- **Given request**
Write out the entries again exactly as they are given.

- **Given records**
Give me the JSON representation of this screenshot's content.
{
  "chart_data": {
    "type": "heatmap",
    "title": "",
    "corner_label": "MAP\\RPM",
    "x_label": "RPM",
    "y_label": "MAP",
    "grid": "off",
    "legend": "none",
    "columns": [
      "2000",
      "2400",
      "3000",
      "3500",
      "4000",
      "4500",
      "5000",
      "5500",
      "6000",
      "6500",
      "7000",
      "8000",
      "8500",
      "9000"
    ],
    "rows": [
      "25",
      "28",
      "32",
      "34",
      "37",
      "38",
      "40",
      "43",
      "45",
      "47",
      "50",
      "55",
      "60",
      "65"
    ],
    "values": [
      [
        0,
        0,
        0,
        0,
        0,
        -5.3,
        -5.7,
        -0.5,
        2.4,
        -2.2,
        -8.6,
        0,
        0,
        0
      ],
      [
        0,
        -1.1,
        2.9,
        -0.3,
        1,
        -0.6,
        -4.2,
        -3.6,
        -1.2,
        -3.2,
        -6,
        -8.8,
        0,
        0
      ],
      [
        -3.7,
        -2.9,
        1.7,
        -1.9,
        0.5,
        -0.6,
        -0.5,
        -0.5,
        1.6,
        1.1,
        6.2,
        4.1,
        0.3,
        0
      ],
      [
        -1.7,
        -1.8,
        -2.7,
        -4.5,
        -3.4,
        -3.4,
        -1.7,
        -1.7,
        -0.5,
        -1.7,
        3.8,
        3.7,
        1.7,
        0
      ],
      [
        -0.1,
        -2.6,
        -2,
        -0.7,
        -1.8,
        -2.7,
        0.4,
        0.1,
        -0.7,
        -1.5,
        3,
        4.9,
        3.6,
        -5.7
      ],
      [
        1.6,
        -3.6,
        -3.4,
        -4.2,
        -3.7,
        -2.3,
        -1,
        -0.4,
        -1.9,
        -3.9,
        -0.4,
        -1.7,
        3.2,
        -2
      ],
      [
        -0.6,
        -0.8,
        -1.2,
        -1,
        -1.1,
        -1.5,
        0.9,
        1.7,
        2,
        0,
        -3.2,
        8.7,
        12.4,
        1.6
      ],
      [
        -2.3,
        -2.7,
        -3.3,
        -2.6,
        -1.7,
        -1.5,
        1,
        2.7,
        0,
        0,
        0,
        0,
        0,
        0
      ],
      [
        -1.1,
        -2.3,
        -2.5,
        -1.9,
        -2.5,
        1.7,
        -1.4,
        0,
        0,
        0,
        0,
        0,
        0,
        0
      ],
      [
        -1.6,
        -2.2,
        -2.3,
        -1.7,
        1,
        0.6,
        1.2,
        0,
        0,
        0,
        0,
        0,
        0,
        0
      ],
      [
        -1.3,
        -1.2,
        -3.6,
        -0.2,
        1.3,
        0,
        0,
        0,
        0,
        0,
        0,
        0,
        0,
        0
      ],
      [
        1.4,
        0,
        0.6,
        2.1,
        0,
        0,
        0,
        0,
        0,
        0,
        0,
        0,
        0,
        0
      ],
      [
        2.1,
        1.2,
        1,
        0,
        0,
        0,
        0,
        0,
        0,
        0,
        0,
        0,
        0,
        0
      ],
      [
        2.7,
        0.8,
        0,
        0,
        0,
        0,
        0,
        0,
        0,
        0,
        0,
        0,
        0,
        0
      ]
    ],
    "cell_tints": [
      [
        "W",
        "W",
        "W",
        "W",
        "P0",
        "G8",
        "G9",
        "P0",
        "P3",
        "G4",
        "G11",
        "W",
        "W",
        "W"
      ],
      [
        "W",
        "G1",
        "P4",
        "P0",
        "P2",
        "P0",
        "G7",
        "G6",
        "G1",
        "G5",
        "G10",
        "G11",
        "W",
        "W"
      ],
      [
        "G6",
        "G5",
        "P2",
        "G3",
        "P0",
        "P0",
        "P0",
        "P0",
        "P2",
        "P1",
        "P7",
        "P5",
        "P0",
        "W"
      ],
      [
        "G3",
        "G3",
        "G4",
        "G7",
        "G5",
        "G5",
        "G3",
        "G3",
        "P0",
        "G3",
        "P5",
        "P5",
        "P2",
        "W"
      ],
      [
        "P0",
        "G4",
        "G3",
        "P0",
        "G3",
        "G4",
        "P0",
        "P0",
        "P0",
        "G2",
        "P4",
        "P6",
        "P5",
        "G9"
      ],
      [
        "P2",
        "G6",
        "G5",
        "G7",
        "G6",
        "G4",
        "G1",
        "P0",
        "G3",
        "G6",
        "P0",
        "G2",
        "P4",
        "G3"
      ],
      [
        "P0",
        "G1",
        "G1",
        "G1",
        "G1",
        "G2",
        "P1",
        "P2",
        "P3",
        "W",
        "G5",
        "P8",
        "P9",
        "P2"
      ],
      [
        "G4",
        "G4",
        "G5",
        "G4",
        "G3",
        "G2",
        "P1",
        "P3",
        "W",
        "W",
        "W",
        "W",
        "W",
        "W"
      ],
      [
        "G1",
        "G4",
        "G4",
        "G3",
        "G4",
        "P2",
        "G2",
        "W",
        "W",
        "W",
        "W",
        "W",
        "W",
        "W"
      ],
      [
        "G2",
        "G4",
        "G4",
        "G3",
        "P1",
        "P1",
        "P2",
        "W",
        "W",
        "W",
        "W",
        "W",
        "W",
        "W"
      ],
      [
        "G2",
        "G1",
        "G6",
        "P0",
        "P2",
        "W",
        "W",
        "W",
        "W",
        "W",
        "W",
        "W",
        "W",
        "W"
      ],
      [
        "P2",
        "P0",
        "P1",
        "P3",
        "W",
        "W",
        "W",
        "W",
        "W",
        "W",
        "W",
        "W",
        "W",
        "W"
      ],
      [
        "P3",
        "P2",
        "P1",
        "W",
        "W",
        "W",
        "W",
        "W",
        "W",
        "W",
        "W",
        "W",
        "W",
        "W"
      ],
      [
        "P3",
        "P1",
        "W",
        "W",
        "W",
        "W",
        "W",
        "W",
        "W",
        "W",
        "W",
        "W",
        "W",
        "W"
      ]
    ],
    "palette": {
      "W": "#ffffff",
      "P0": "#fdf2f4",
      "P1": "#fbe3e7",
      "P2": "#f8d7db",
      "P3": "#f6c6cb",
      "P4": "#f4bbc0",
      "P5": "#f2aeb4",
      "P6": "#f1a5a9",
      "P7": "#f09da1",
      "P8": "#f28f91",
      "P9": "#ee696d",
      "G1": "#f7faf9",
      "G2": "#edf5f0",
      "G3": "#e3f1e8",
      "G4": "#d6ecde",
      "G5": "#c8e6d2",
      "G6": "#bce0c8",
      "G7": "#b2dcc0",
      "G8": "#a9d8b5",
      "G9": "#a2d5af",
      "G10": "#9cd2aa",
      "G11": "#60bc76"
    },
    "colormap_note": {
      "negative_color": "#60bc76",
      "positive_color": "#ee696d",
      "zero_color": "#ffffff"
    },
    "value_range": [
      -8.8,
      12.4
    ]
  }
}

- **Problem solution**
Give me the JSON representation of this screenshot's content.
{
  "chart_data": {
    "type": "heatmap",
    "title": "",
    "corner_label": "MAP\\RPM",
    "x_label": "RPM",
    "y_label": "MAP",
    "grid": "off",
    "legend": "none",
    "columns": [
      "2000",
      "2400",
      "3000",
      "3500",
      "4000",
      "4500",
      "5000",
      "5500",
      "6000",
      "6500",
      "7000",
      "8000",
      "8500",
      "9000"
    ],
    "rows": [
      "25",
      "28",
      "32",
      "34",
      "37",
      "38",
      "40",
      "43",
      "45",
      "47",
      "50",
      "55",
      "60",
      "65"
    ],
    "values": [
      [
        0,
        0,
        0,
        0,
        0,
        -5.3,
        -5.7,
        -0.5,
        2.4,
        -2.2,
        -8.6,
        0,
        0,
        0
      ],
      [
        0,
        -1.1,
        2.9,
        -0.3,
        1,
        -0.6,
        -4.2,
        -3.6,
        -1.2,
        -3.2,
        -6,
        -8.8,
        0,
        0
      ],
      [
        -3.7,
        -2.9,
        1.7,
        -1.9,
        0.5,
        -0.6,
        -0.5,
        -0.5,
        1.6,
        1.1,
        6.2,
        4.1,
        0.3,
        0
      ],
      [
        -1.7,
        -1.8,
        -2.7,
        -4.5,
        -3.4,
        -3.4,
        -1.7,
        -1.7,
        -0.5,
        -1.7,
        3.8,
        3.7,
        1.7,
        0
      ],
      [
        -0.1,
        -2.6,
        -2,
        -0.7,
        -1.8,
        -2.7,
        0.4,
        0.1,
        -0.7,
        -1.5,
        3,
        4.9,
        3.6,
        -5.7
      ],
      [
        1.6,
        -3.6,
        -3.4,
        -4.2,
        -3.7,
        -2.3,
        -1,
        -0.4,
        -1.9,
        -3.9,
        -0.4,
        -1.7,
        3.2,
        -2
      ],
      [
        -0.6,
        -0.8,
        -1.2,
        -1,
        -1.1,
        -1.5,
        0.9,
        1.7,
        2,
        0,
        -3.2,
        8.7,
        12.4,
        1.6
      ],
      [
        -2.3,
        -2.7,
        -3.3,
        -2.6,
        -1.7,
        -1.5,
        1,
        2.7,
        0,
        0,
        0,
        0,
        0,
        0
      ],
      [
        -1.1,
        -2.3,
        -2.5,
        -1.9,
        -2.5,
        1.7,
        -1.4,
        0,
        0,
        0,
        0,
        0,
        0,
        0
      ],
      [
        -1.6,
        -2.2,
        -2.3,
        -1.7,
        1,
        0.6,
        1.2,
        0,
        0,
        0,
        0,
        0,
        0,
        0
      ],
      [
        -1.3,
        -1.2,
        -3.6,
        -0.2,
        1.3,
        0,
        0,
        0,
        0,
        0,
        0,
        0,
        0,
        0
      ],
      [
        1.4,
        0,
        0.6,
        2.1,
        0,
        0,
        0,
        0,
        0,
        0,
        0,
        0,
        0,
        0
      ],
      [
        2.1,
        1.2,
        1,
        0,
        0,
        0,
        0,
        0,
        0,
        0,
        0,
        0,
        0,
        0
      ],
      [
        2.7,
        0.8,
        0,
        0,
        0,
        0,
        0,
        0,
        0,
        0,
        0,
        0,
        0,
        0
      ]
    ],
    "cell_tints": [
      [
        "W",
        "W",
        "W",
        "W",
        "P0",
        "G8",
        "G9",
        "P0",
        "P3",
        "G4",
        "G11",
        "W",
        "W",
        "W"
      ],
      [
        "W",
        "G1",
        "P4",
        "P0",
        "P2",
        "P0",
        "G7",
        "G6",
        "G1",
        "G5",
        "G10",
        "G11",
        "W",
        "W"
      ],
      [
        "G6",
        "G5",
        "P2",
        "G3",
        "P0",
        "P0",
        "P0",
        "P0",
        "P2",
        "P1",
        "P7",
        "P5",
        "P0",
        "W"
      ],
      [
        "G3",
        "G3",
        "G4",
        "G7",
        "G5",
        "G5",
        "G3",
        "G3",
        "P0",
        "G3",
        "P5",
        "P5",
        "P2",
        "W"
      ],
      [
        "P0",
        "G4",
        "G3",
        "P0",
        "G3",
        "G4",
        "P0",
        "P0",
        "P0",
        "G2",
        "P4",
        "P6",
        "P5",
        "G9"
      ],
      [
        "P2",
        "G6",
        "G5",
        "G7",
        "G6",
        "G4",
        "G1",
        "P0",
        "G3",
        "G6",
        "P0",
        "G2",
        "P4",
        "G3"
      ],
      [
        "P0",
        "G1",
        "G1",
        "G1",
        "G1",
        "G2",
        "P1",
        "P2",
        "P3",
        "W",
        "G5",
        "P8",
        "P9",
        "P2"
      ],
      [
        "G4",
        "G4",
        "G5",
        "G4",
        "G3",
        "G2",
        "P1",
        "P3",
        "W",
        "W",
        "W",
        "W",
        "W",
        "W"
      ],
      [
        "G1",
        "G4",
        "G4",
        "G3",
        "G4",
        "P2",
        "G2",
        "W",
        "W",
        "W",
        "W",
        "W",
        "W",
        "W"
      ],
      [
        "G2",
        "G4",
        "G4",
        "G3",
        "P1",
        "P1",
        "P2",
        "W",
        "W",
        "W",
        "W",
        "W",
        "W",
        "W"
      ],
      [
        "G2",
        "G1",
        "G6",
        "P0",
        "P2",
        "W",
        "W",
        "W",
        "W",
        "W",
        "W",
        "W",
        "W",
        "W"
      ],
      [
        "P2",
        "P0",
        "P1",
        "P3",
        "W",
        "W",
        "W",
        "W",
        "W",
        "W",
        "W",
        "W",
        "W",
        "W"
      ],
      [
        "P3",
        "P2",
        "P1",
        "W",
        "W",
        "W",
        "W",
        "W",
        "W",
        "W",
        "W",
        "W",
        "W",
        "W"
      ],
      [
        "P3",
        "P1",
        "W",
        "W",
        "W",
        "W",
        "W",
        "W",
        "W",
        "W",
        "W",
        "W",
        "W",
        "W"
      ]
    ],
    "palette": {
      "W": "#ffffff",
      "P0": "#fdf2f4",
      "P1": "#fbe3e7",
      "P2": "#f8d7db",
      "P3": "#f6c6cb",
      "P4": "#f4bbc0",
      "P5": "#f2aeb4",
      "P6": "#f1a5a9",
      "P7": "#f09da1",
      "P8": "#f28f91",
      "P9": "#ee696d",
      "G1": "#f7faf9",
      "G2": "#edf5f0",
      "G3": "#e3f1e8",
      "G4": "#d6ecde",
      "G5": "#c8e6d2",
      "G6": "#bce0c8",
      "G7": "#b2dcc0",
      "G8": "#a9d8b5",
      "G9": "#a2d5af",
      "G10": "#9cd2aa",
      "G11": "#60bc76"
    },
    "colormap_note": {
      "negative_color": "#60bc76",
      "positive_color": "#ee696d",
      "zero_color": "#ffffff"
    },
    "value_range": [
      -8.8,
      12.4
    ]
  }
}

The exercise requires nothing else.